Data records —
######

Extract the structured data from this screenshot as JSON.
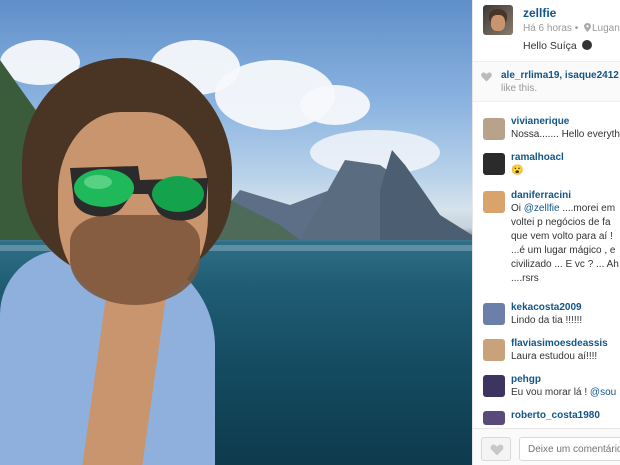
{
  "post": {
    "owner": "zellfie",
    "time": "Há 6 horas",
    "location": "Lugan",
    "caption": "Hello Suíça"
  },
  "likes": {
    "users": "ale_rrlima19, isaque2412",
    "suffix": "like this."
  },
  "comments": [
    {
      "user": "vivianerique",
      "lines": [
        "Nossa....... Hello everyth"
      ],
      "avatar_color": "#b9a28c"
    },
    {
      "user": "ramalhoacl",
      "lines": [
        "😮"
      ],
      "avatar_color": "#2b2b2b"
    },
    {
      "user": "daniferracini",
      "lines": [
        "Oi ",
        "voltei p negócios de fa",
        "que vem volto para aí !",
        "...é um lugar mágico , e",
        "civilizado ... E vc ? ... Ah",
        "....rsrs"
      ],
      "mention": "@zellfie",
      "first_rest": " ....morei em",
      "avatar_color": "#d9a36b"
    },
    {
      "user": "kekacosta2009",
      "lines": [
        "Lindo da tia !!!!!!"
      ],
      "avatar_color": "#6b7fa8"
    },
    {
      "user": "flaviasimoesdeassis",
      "lines": [
        "Laura estudou aí!!!!"
      ],
      "avatar_color": "#c8a27a"
    },
    {
      "user": "pehgp",
      "lines": [
        "Eu vou morar lá ! "
      ],
      "mention": "@sou",
      "avatar_color": "#3d3560"
    },
    {
      "user": "roberto_costa1980",
      "lines": [],
      "avatar_color": "#5a4a7a"
    }
  ],
  "footer": {
    "comment_placeholder": "Deixe um comentário..."
  },
  "colors": {
    "username": "#125688",
    "muted": "#999999"
  },
  "icons": [
    "location-pin-icon",
    "heart-icon",
    "heart-outline-icon"
  ]
}
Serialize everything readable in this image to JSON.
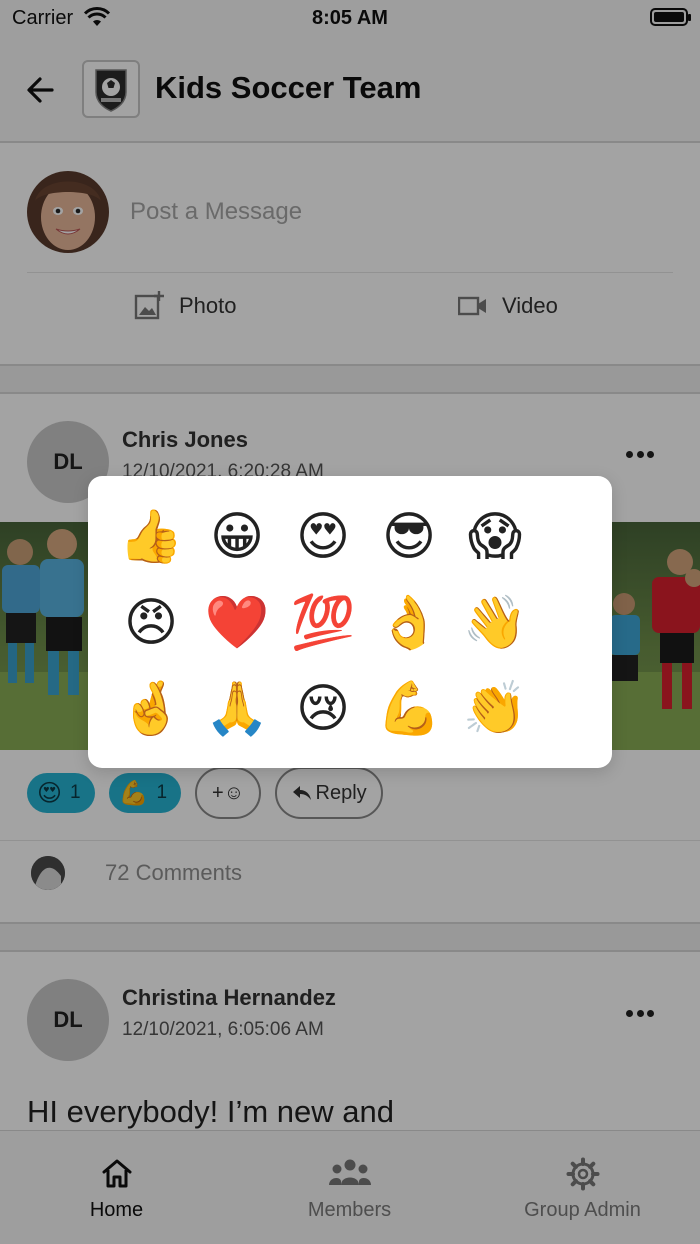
{
  "status_bar": {
    "carrier": "Carrier",
    "time": "8:05 AM"
  },
  "header": {
    "title": "Kids Soccer Team"
  },
  "composer": {
    "placeholder": "Post a Message",
    "photo_label": "Photo",
    "video_label": "Video"
  },
  "posts": [
    {
      "initials": "DL",
      "author": "Chris Jones",
      "timestamp": "12/10/2021, 6:20:28 AM",
      "reactions": [
        {
          "emoji": "😍",
          "count": "1"
        },
        {
          "emoji": "💪",
          "count": "1"
        }
      ],
      "add_reaction_label": "+☺",
      "reply_label": "Reply",
      "comments_label": "72 Comments"
    },
    {
      "initials": "DL",
      "author": "Christina Hernandez",
      "timestamp": "12/10/2021, 6:05:06 AM",
      "body": "HI everybody! I’m new and"
    }
  ],
  "emoji_picker": {
    "emojis": [
      "👍",
      "😀",
      "😍",
      "😎",
      "😱",
      "😠",
      "❤️",
      "💯",
      "👌",
      "👋",
      "🤞",
      "🙏",
      "😢",
      "💪",
      "👏"
    ]
  },
  "tabs": [
    {
      "label": "Home",
      "icon": "home-icon",
      "active": true
    },
    {
      "label": "Members",
      "icon": "members-icon",
      "active": false
    },
    {
      "label": "Group Admin",
      "icon": "gear-icon",
      "active": false
    }
  ],
  "colors": {
    "reaction_chip": "#26b5d3",
    "overlay": "rgba(0,0,0,0.36)"
  }
}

######

Request — Take the data above and repeat it exactly, leaving each picture out.

The completed task —
Extract the structured data from this screenshot as JSON.
{
  "post": {
    "owner": "zellfie",
    "time": "Há 6 horas",
    "location": "Lugan",
    "caption": "Hello Suíça"
  },
  "likes": {
    "users": "ale_rrlima19, isaque2412",
    "suffix": "like this."
  },
  "comments": [
    {
      "user": "vivianerique",
      "lines": [
        "Nossa....... Hello everyth"
      ],
      "avatar_color": "#b9a28c"
    },
    {
      "user": "ramalhoacl",
      "lines": [
        "😮"
      ],
      "avatar_color": "#2b2b2b"
    },
    {
      "user": "daniferracini",
      "lines": [
        "Oi ",
        "voltei p negócios de fa",
        "que vem volto para aí !",
        "...é um lugar mágico , e",
        "civilizado ... E vc ? ... Ah",
        "....rsrs"
      ],
      "mention": "@zellfie",
      "first_rest": " ....morei em",
      "avatar_color": "#d9a36b"
    },
    {
      "user": "kekacosta2009",
      "lines": [
        "Lindo da tia !!!!!!"
      ],
      "avatar_color": "#6b7fa8"
    },
    {
      "user": "flaviasimoesdeassis",
      "lines": [
        "Laura estudou aí!!!!"
      ],
      "avatar_color": "#c8a27a"
    },
    {
      "user": "pehgp",
      "lines": [
        "Eu vou morar lá ! "
      ],
      "mention": "@sou",
      "avatar_color": "#3d3560"
    },
    {
      "user": "roberto_costa1980",
      "lines": [],
      "avatar_color": "#5a4a7a"
    }
  ],
  "footer": {
    "comment_placeholder": "Deixe um comentário..."
  },
  "colors": {
    "username": "#125688",
    "muted": "#999999"
  },
  "icons": [
    "location-pin-icon",
    "heart-icon",
    "heart-outline-icon"
  ]
}
Serialize everything readable in this image to JSON.
{
  "status_bar": {
    "carrier": "Carrier",
    "time": "8:05 AM"
  },
  "header": {
    "title": "Kids Soccer Team"
  },
  "composer": {
    "placeholder": "Post a Message",
    "photo_label": "Photo",
    "video_label": "Video"
  },
  "posts": [
    {
      "initials": "DL",
      "author": "Chris Jones",
      "timestamp": "12/10/2021, 6:20:28 AM",
      "reactions": [
        {
          "emoji": "😍",
          "count": "1"
        },
        {
          "emoji": "💪",
          "count": "1"
        }
      ],
      "add_reaction_label": "+☺",
      "reply_label": "Reply",
      "comments_label": "72 Comments"
    },
    {
      "initials": "DL",
      "author": "Christina Hernandez",
      "timestamp": "12/10/2021, 6:05:06 AM",
      "body": "HI everybody! I’m new and"
    }
  ],
  "emoji_picker": {
    "emojis": [
      "👍",
      "😀",
      "😍",
      "😎",
      "😱",
      "😠",
      "❤️",
      "💯",
      "👌",
      "👋",
      "🤞",
      "🙏",
      "😢",
      "💪",
      "👏"
    ]
  },
  "tabs": [
    {
      "label": "Home",
      "icon": "home-icon",
      "active": true
    },
    {
      "label": "Members",
      "icon": "members-icon",
      "active": false
    },
    {
      "label": "Group Admin",
      "icon": "gear-icon",
      "active": false
    }
  ],
  "colors": {
    "reaction_chip": "#26b5d3",
    "overlay": "rgba(0,0,0,0.36)"
  }
}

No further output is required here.